:: Problem to solve ::
Scan the entries and tally the lines that include the string "Provas". Reply with the figure alone.

:: Records shown ::
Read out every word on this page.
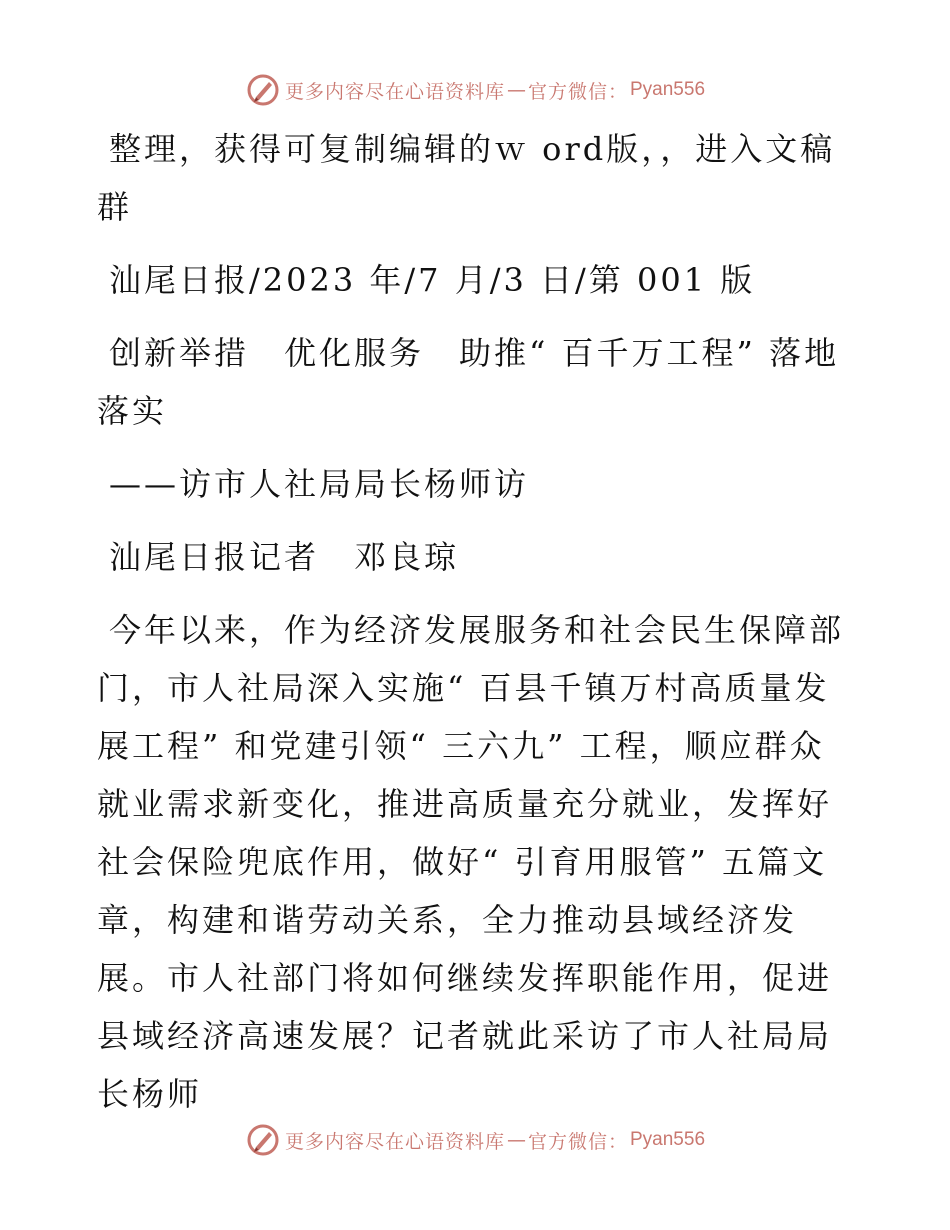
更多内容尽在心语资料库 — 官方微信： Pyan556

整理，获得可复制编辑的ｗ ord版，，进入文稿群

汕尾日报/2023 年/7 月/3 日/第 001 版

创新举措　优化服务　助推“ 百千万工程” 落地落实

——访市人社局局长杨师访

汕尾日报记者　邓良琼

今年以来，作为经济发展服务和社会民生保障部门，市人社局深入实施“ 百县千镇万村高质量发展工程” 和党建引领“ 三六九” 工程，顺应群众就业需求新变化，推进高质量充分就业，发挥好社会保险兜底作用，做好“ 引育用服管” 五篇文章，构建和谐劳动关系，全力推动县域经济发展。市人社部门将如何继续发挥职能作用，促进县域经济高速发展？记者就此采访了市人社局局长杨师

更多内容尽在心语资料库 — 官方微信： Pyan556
==
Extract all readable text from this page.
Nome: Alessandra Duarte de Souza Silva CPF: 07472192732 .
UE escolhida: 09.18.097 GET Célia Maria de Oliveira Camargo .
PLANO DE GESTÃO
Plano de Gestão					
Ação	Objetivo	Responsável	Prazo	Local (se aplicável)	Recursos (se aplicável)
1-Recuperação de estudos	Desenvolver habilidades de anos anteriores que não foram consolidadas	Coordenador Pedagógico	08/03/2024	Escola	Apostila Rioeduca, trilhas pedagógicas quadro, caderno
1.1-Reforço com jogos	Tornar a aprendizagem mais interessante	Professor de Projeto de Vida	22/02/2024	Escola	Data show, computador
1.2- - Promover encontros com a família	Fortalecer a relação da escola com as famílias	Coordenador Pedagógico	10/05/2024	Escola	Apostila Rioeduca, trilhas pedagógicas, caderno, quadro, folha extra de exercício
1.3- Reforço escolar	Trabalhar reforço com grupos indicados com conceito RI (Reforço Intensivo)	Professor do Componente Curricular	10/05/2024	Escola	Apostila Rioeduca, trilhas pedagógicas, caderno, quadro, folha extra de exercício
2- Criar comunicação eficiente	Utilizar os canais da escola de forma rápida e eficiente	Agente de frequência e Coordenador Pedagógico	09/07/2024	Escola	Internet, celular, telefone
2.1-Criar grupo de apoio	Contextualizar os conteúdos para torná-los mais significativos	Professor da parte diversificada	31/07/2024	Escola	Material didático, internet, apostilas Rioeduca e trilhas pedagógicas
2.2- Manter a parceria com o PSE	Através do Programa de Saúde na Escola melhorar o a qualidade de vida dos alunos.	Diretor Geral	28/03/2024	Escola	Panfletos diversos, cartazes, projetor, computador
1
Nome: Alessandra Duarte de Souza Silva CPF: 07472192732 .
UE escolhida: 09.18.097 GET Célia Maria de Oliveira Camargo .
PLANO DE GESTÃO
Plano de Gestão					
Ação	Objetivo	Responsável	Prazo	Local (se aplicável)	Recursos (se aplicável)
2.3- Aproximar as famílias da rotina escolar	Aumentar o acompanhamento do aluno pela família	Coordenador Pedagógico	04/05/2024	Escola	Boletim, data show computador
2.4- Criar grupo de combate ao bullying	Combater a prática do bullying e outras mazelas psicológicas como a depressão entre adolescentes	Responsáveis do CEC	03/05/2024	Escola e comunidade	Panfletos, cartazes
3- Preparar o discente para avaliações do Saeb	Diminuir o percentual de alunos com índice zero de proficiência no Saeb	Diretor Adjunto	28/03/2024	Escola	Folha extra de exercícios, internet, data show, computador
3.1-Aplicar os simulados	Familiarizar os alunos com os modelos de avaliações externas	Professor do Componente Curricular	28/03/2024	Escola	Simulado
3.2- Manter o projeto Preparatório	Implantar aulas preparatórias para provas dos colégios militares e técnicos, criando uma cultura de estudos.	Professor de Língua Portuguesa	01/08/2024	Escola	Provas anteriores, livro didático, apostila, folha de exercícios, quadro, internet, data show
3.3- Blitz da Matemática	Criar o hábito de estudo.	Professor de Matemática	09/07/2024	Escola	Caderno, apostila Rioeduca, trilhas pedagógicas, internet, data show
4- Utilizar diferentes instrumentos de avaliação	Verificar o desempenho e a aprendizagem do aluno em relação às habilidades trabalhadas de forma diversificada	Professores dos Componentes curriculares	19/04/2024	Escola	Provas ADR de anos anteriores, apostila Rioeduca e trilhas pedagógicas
--
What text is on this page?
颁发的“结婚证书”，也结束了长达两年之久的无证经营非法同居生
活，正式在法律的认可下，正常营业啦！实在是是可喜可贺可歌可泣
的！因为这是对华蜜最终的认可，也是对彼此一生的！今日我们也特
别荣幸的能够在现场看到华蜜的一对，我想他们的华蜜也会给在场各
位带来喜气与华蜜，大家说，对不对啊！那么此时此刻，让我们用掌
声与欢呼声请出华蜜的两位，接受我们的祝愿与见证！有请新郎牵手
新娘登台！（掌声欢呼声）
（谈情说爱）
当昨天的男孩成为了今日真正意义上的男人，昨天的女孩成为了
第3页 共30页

:: Solution to this problem ::
2